Where the data below has the string "Pearson", return the whole line.

MATERIAL FOR THIS TASK:
◆ ◆ ◆

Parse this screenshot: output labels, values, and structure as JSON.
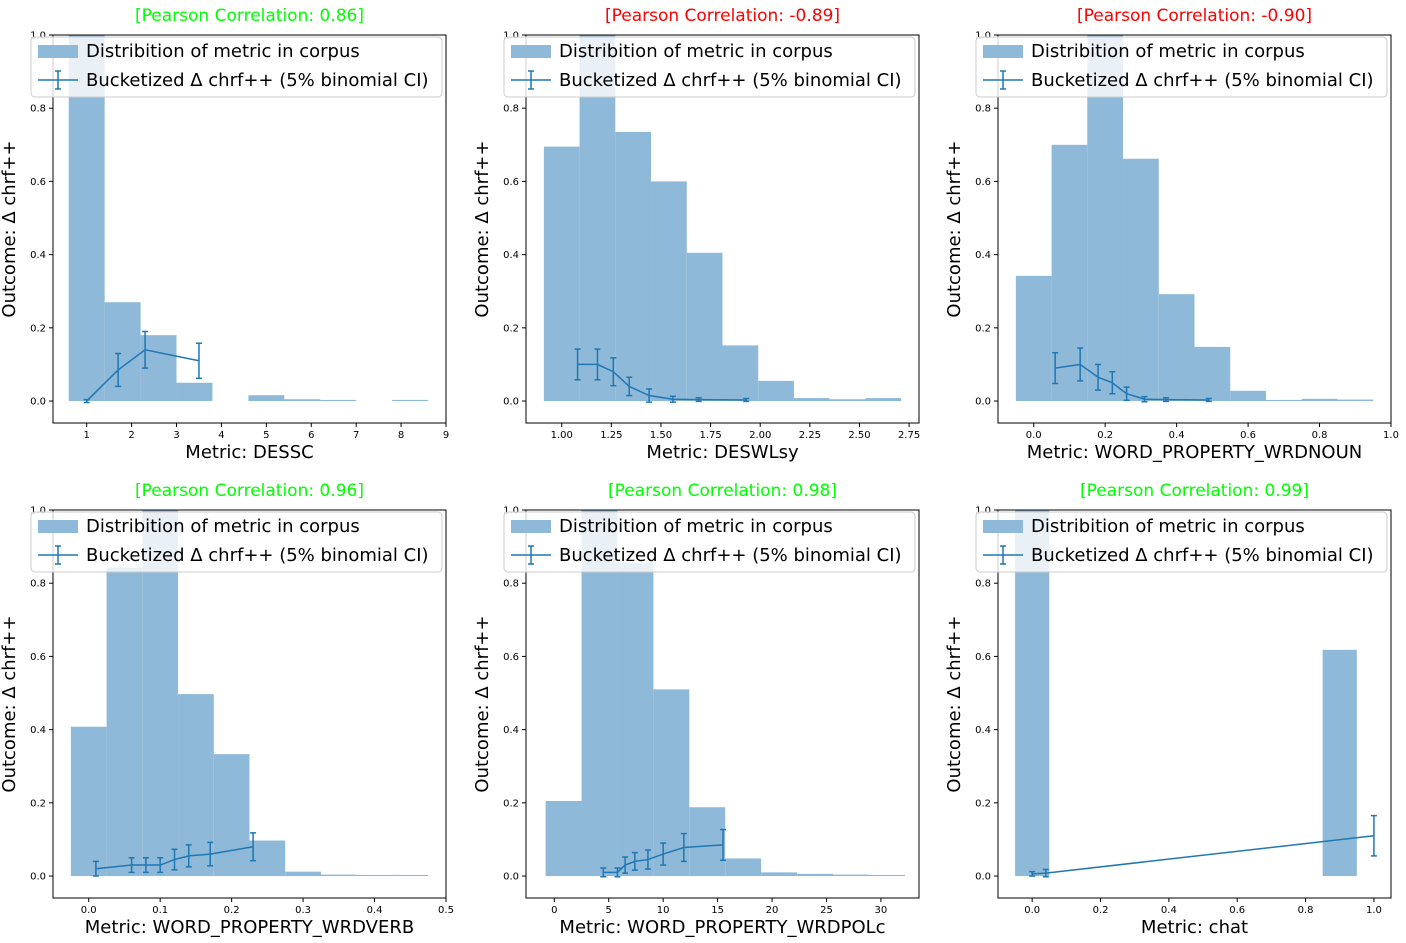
{
  "colors": {
    "positive": "#00ff00",
    "negative": "#ff0000",
    "bar": "#8fb9d8",
    "line": "#1f77b4"
  },
  "legend": {
    "hist_label": "Distribition of metric in corpus",
    "line_label": "Bucketized Δ chrf++ (5% binomial CI)"
  },
  "chart_data": [
    {
      "type": "bar",
      "title": "[Pearson Correlation: 0.86]",
      "title_sign": "positive",
      "xlabel": "Metric: DESSC",
      "ylabel": "Outcome: Δ chrf++",
      "xlim": [
        0.25,
        9.0
      ],
      "ylim": [
        -0.06,
        1.0
      ],
      "xticks": [
        1,
        2,
        3,
        4,
        5,
        6,
        7,
        8,
        9
      ],
      "xtick_labels": [
        "1",
        "2",
        "3",
        "4",
        "5",
        "6",
        "7",
        "8",
        "9"
      ],
      "yticks": [
        0.0,
        0.2,
        0.4,
        0.6,
        0.8,
        1.0
      ],
      "ytick_labels": [
        "0.0",
        "0.2",
        "0.4",
        "0.6",
        "0.8",
        "1.0"
      ],
      "histogram": {
        "bins": [
          [
            0.6,
            1.4
          ],
          [
            1.4,
            2.2
          ],
          [
            2.2,
            3.0
          ],
          [
            3.0,
            3.8
          ],
          [
            3.8,
            4.6
          ],
          [
            4.6,
            5.4
          ],
          [
            5.4,
            6.2
          ],
          [
            6.2,
            7.0
          ],
          [
            7.0,
            7.8
          ],
          [
            7.8,
            8.6
          ]
        ],
        "heights": [
          1.0,
          0.27,
          0.18,
          0.05,
          0.0,
          0.016,
          0.005,
          0.003,
          0.0,
          0.003
        ]
      },
      "series": [
        {
          "name": "Bucketized Δ chrf++",
          "x": [
            1.0,
            1.7,
            2.3,
            3.5
          ],
          "y": [
            0.0,
            0.085,
            0.14,
            0.11
          ],
          "err": [
            0.004,
            0.045,
            0.05,
            0.048
          ]
        }
      ]
    },
    {
      "type": "bar",
      "title": "[Pearson Correlation: -0.89]",
      "title_sign": "negative",
      "xlabel": "Metric: DESWLsy",
      "ylabel": "Outcome: Δ chrf++",
      "xlim": [
        0.82,
        2.8
      ],
      "ylim": [
        -0.06,
        1.0
      ],
      "xticks": [
        1.0,
        1.25,
        1.5,
        1.75,
        2.0,
        2.25,
        2.5,
        2.75
      ],
      "xtick_labels": [
        "1.00",
        "1.25",
        "1.50",
        "1.75",
        "2.00",
        "2.25",
        "2.50",
        "2.75"
      ],
      "yticks": [
        0.0,
        0.2,
        0.4,
        0.6,
        0.8,
        1.0
      ],
      "ytick_labels": [
        "0.0",
        "0.2",
        "0.4",
        "0.6",
        "0.8",
        "1.0"
      ],
      "histogram": {
        "bins": [
          [
            0.91,
            1.09
          ],
          [
            1.09,
            1.27
          ],
          [
            1.27,
            1.45
          ],
          [
            1.45,
            1.63
          ],
          [
            1.63,
            1.81
          ],
          [
            1.81,
            1.99
          ],
          [
            1.99,
            2.17
          ],
          [
            2.17,
            2.35
          ],
          [
            2.35,
            2.53
          ],
          [
            2.53,
            2.71
          ]
        ],
        "heights": [
          0.695,
          1.0,
          0.735,
          0.6,
          0.405,
          0.152,
          0.055,
          0.008,
          0.005,
          0.008
        ]
      },
      "series": [
        {
          "name": "Bucketized Δ chrf++",
          "x": [
            1.08,
            1.18,
            1.26,
            1.34,
            1.44,
            1.56,
            1.69,
            1.93
          ],
          "y": [
            0.1,
            0.1,
            0.08,
            0.04,
            0.015,
            0.005,
            0.004,
            0.003
          ],
          "err": [
            0.042,
            0.042,
            0.038,
            0.025,
            0.018,
            0.008,
            0.005,
            0.004
          ]
        }
      ]
    },
    {
      "type": "bar",
      "title": "[Pearson Correlation: -0.90]",
      "title_sign": "negative",
      "xlabel": "Metric: WORD_PROPERTY_WRDNOUN",
      "ylabel": "Outcome: Δ chrf++",
      "xlim": [
        -0.1,
        1.0
      ],
      "ylim": [
        -0.06,
        1.0
      ],
      "xticks": [
        0.0,
        0.2,
        0.4,
        0.6,
        0.8,
        1.0
      ],
      "xtick_labels": [
        "0.0",
        "0.2",
        "0.4",
        "0.6",
        "0.8",
        "1.0"
      ],
      "yticks": [
        0.0,
        0.2,
        0.4,
        0.6,
        0.8,
        1.0
      ],
      "ytick_labels": [
        "0.0",
        "0.2",
        "0.4",
        "0.6",
        "0.8",
        "1.0"
      ],
      "histogram": {
        "bins": [
          [
            -0.05,
            0.05
          ],
          [
            0.05,
            0.15
          ],
          [
            0.15,
            0.25
          ],
          [
            0.25,
            0.35
          ],
          [
            0.35,
            0.45
          ],
          [
            0.45,
            0.55
          ],
          [
            0.55,
            0.65
          ],
          [
            0.65,
            0.75
          ],
          [
            0.75,
            0.85
          ],
          [
            0.85,
            0.95
          ]
        ],
        "heights": [
          0.342,
          0.7,
          1.0,
          0.662,
          0.292,
          0.148,
          0.028,
          0.003,
          0.006,
          0.004
        ]
      },
      "series": [
        {
          "name": "Bucketized Δ chrf++",
          "x": [
            0.06,
            0.13,
            0.18,
            0.22,
            0.26,
            0.31,
            0.37,
            0.49
          ],
          "y": [
            0.09,
            0.1,
            0.065,
            0.05,
            0.02,
            0.005,
            0.004,
            0.003
          ],
          "err": [
            0.042,
            0.045,
            0.035,
            0.03,
            0.018,
            0.007,
            0.005,
            0.004
          ]
        }
      ]
    },
    {
      "type": "bar",
      "title": "[Pearson Correlation: 0.96]",
      "title_sign": "positive",
      "xlabel": "Metric: WORD_PROPERTY_WRDVERB",
      "ylabel": "Outcome: Δ chrf++",
      "xlim": [
        -0.05,
        0.5
      ],
      "ylim": [
        -0.06,
        1.0
      ],
      "xticks": [
        0.0,
        0.1,
        0.2,
        0.3,
        0.4,
        0.5
      ],
      "xtick_labels": [
        "0.0",
        "0.1",
        "0.2",
        "0.3",
        "0.4",
        "0.5"
      ],
      "yticks": [
        0.0,
        0.2,
        0.4,
        0.6,
        0.8,
        1.0
      ],
      "ytick_labels": [
        "0.0",
        "0.2",
        "0.4",
        "0.6",
        "0.8",
        "1.0"
      ],
      "histogram": {
        "bins": [
          [
            -0.025,
            0.025
          ],
          [
            0.025,
            0.075
          ],
          [
            0.075,
            0.125
          ],
          [
            0.125,
            0.175
          ],
          [
            0.175,
            0.225
          ],
          [
            0.225,
            0.275
          ],
          [
            0.275,
            0.325
          ],
          [
            0.325,
            0.375
          ],
          [
            0.375,
            0.425
          ],
          [
            0.425,
            0.475
          ]
        ],
        "heights": [
          0.408,
          0.843,
          1.0,
          0.497,
          0.333,
          0.097,
          0.012,
          0.004,
          0.003,
          0.003
        ]
      },
      "series": [
        {
          "name": "Bucketized Δ chrf++",
          "x": [
            0.01,
            0.06,
            0.08,
            0.1,
            0.12,
            0.14,
            0.17,
            0.23
          ],
          "y": [
            0.02,
            0.03,
            0.03,
            0.03,
            0.045,
            0.055,
            0.06,
            0.08
          ],
          "err": [
            0.02,
            0.02,
            0.02,
            0.02,
            0.028,
            0.03,
            0.032,
            0.038
          ]
        }
      ]
    },
    {
      "type": "bar",
      "title": "[Pearson Correlation: 0.98]",
      "title_sign": "positive",
      "xlabel": "Metric: WORD_PROPERTY_WRDPOLc",
      "ylabel": "Outcome: Δ chrf++",
      "xlim": [
        -2.6,
        33.5
      ],
      "ylim": [
        -0.06,
        1.0
      ],
      "xticks": [
        0,
        5,
        10,
        15,
        20,
        25,
        30
      ],
      "xtick_labels": [
        "0",
        "5",
        "10",
        "15",
        "20",
        "25",
        "30"
      ],
      "yticks": [
        0.0,
        0.2,
        0.4,
        0.6,
        0.8,
        1.0
      ],
      "ytick_labels": [
        "0.0",
        "0.2",
        "0.4",
        "0.6",
        "0.8",
        "1.0"
      ],
      "histogram": {
        "bins": [
          [
            -0.8,
            2.5
          ],
          [
            2.5,
            5.8
          ],
          [
            5.8,
            9.1
          ],
          [
            9.1,
            12.4
          ],
          [
            12.4,
            15.7
          ],
          [
            15.7,
            19.0
          ],
          [
            19.0,
            22.3
          ],
          [
            22.3,
            25.6
          ],
          [
            25.6,
            28.9
          ],
          [
            28.9,
            32.2
          ]
        ],
        "heights": [
          0.205,
          1.0,
          0.855,
          0.51,
          0.188,
          0.048,
          0.01,
          0.006,
          0.004,
          0.003
        ]
      },
      "series": [
        {
          "name": "Bucketized Δ chrf++",
          "x": [
            4.5,
            5.8,
            6.5,
            7.4,
            8.6,
            10.0,
            11.9,
            15.5
          ],
          "y": [
            0.01,
            0.01,
            0.03,
            0.04,
            0.045,
            0.06,
            0.078,
            0.085
          ],
          "err": [
            0.012,
            0.012,
            0.022,
            0.024,
            0.026,
            0.03,
            0.038,
            0.042
          ]
        }
      ]
    },
    {
      "type": "bar",
      "title": "[Pearson Correlation: 0.99]",
      "title_sign": "positive",
      "xlabel": "Metric: chat",
      "ylabel": "Outcome: Δ chrf++",
      "xlim": [
        -0.1,
        1.05
      ],
      "ylim": [
        -0.06,
        1.0
      ],
      "xticks": [
        0.0,
        0.2,
        0.4,
        0.6,
        0.8,
        1.0
      ],
      "xtick_labels": [
        "0.0",
        "0.2",
        "0.4",
        "0.6",
        "0.8",
        "1.0"
      ],
      "yticks": [
        0.0,
        0.2,
        0.4,
        0.6,
        0.8,
        1.0
      ],
      "ytick_labels": [
        "0.0",
        "0.2",
        "0.4",
        "0.6",
        "0.8",
        "1.0"
      ],
      "histogram": {
        "bins": [
          [
            -0.05,
            0.05
          ],
          [
            0.05,
            0.15
          ],
          [
            0.15,
            0.25
          ],
          [
            0.25,
            0.35
          ],
          [
            0.35,
            0.45
          ],
          [
            0.45,
            0.55
          ],
          [
            0.55,
            0.65
          ],
          [
            0.65,
            0.75
          ],
          [
            0.75,
            0.85
          ],
          [
            0.85,
            0.95
          ]
        ],
        "heights": [
          1.0,
          0,
          0,
          0,
          0,
          0,
          0,
          0,
          0,
          0.618
        ]
      },
      "series": [
        {
          "name": "Bucketized Δ chrf++",
          "x": [
            0.0,
            0.04,
            1.0
          ],
          "y": [
            0.006,
            0.008,
            0.11
          ],
          "err": [
            0.006,
            0.01,
            0.055
          ]
        }
      ]
    }
  ]
}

◆ ◆ ◆

RESPONSE BELOW:
      "title": "[Pearson Correlation: 0.86]",
      "title": "[Pearson Correlation: -0.89]",
      "title": "[Pearson Correlation: -0.90]",
      "title": "[Pearson Correlation: 0.96]",
      "title": "[Pearson Correlation: 0.98]",
      "title": "[Pearson Correlation: 0.99]",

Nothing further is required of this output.